(Rows from a dataset)
-- -- --

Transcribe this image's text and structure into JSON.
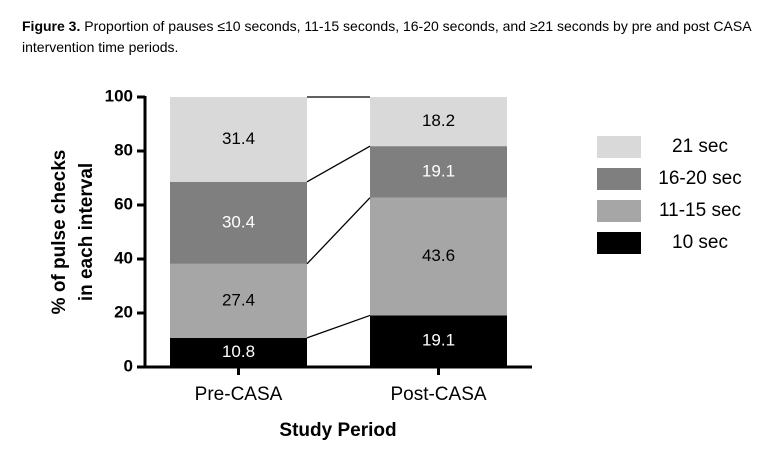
{
  "chart_data": {
    "type": "stacked_bar",
    "figure_label": "Figure 3.",
    "title": "Proportion of pauses ≤10 seconds, 11-15 seconds, 16-20 seconds, and ≥21 seconds by pre and post CASA intervention time periods.",
    "xlabel": "Study Period",
    "ylabel": [
      "% of pulse checks",
      "in each interval"
    ],
    "categories": [
      "Pre-CASA",
      "Post-CASA"
    ],
    "series": [
      {
        "name": "10 sec",
        "color": "#000000",
        "values": [
          10.8,
          19.1
        ]
      },
      {
        "name": "11-15 sec",
        "color": "#a6a6a6",
        "values": [
          27.4,
          43.6
        ]
      },
      {
        "name": "16-20 sec",
        "color": "#7f7f7f",
        "values": [
          30.4,
          19.1
        ]
      },
      {
        "name": "21 sec",
        "color": "#d9d9d9",
        "values": [
          31.4,
          18.2
        ]
      }
    ],
    "ylim": [
      0,
      100
    ],
    "yticks": [
      0,
      20,
      40,
      60,
      80,
      100
    ],
    "legend": "right",
    "connectors": true
  }
}
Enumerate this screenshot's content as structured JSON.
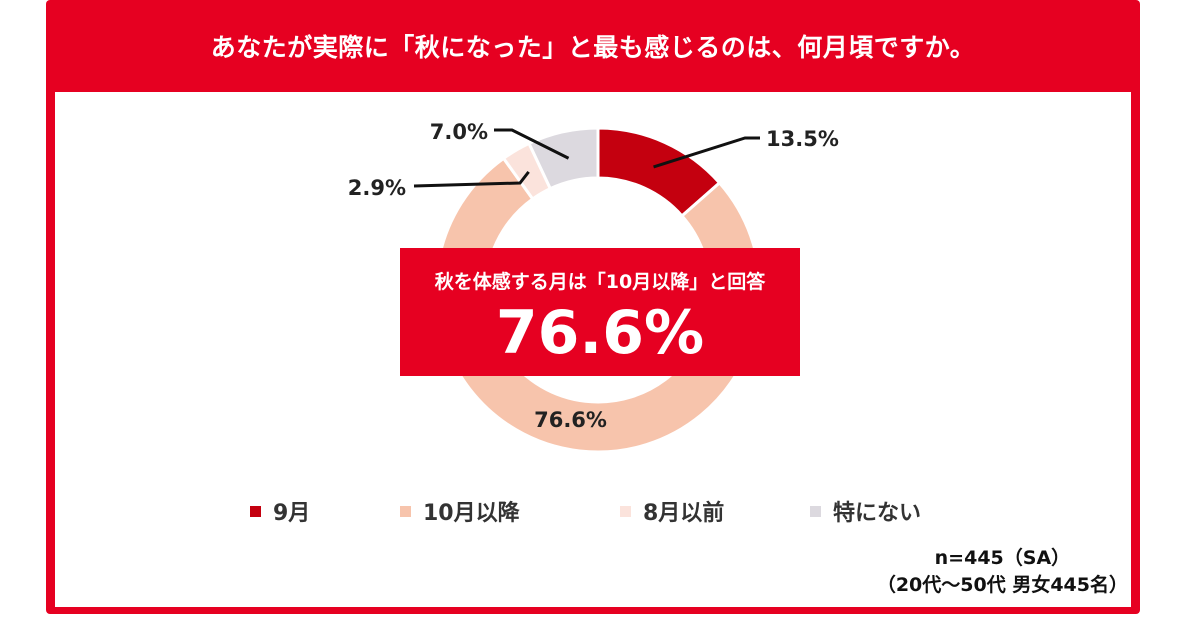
{
  "title": "あなたが実際に「秋になった」と最も感じるのは、何月頃ですか。",
  "chart_data": {
    "type": "pie",
    "donut": true,
    "categories": [
      "9月",
      "10月以降",
      "8月以前",
      "特にない"
    ],
    "values": [
      13.5,
      76.6,
      2.9,
      7.0
    ],
    "data_labels": [
      "13.5%",
      "76.6%",
      "2.9%",
      "7.0%"
    ],
    "colors": [
      "#c4000f",
      "#f7c4ac",
      "#fbe3dc",
      "#dcd9df"
    ],
    "legend_position": "bottom"
  },
  "callout": {
    "subtitle": "秋を体感する月は「10月以降」と回答",
    "value": "76.6%"
  },
  "note": {
    "line1": "n=445（SA）",
    "line2": "（20代～50代 男女445名）"
  }
}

-- -- --

SET TASK>
Pick every line with "JSON" in it and copy it.

WORKED ANSWER>
Transcribe this image's text and structure into JSON.
Enumerate this screenshot's content as structured JSON.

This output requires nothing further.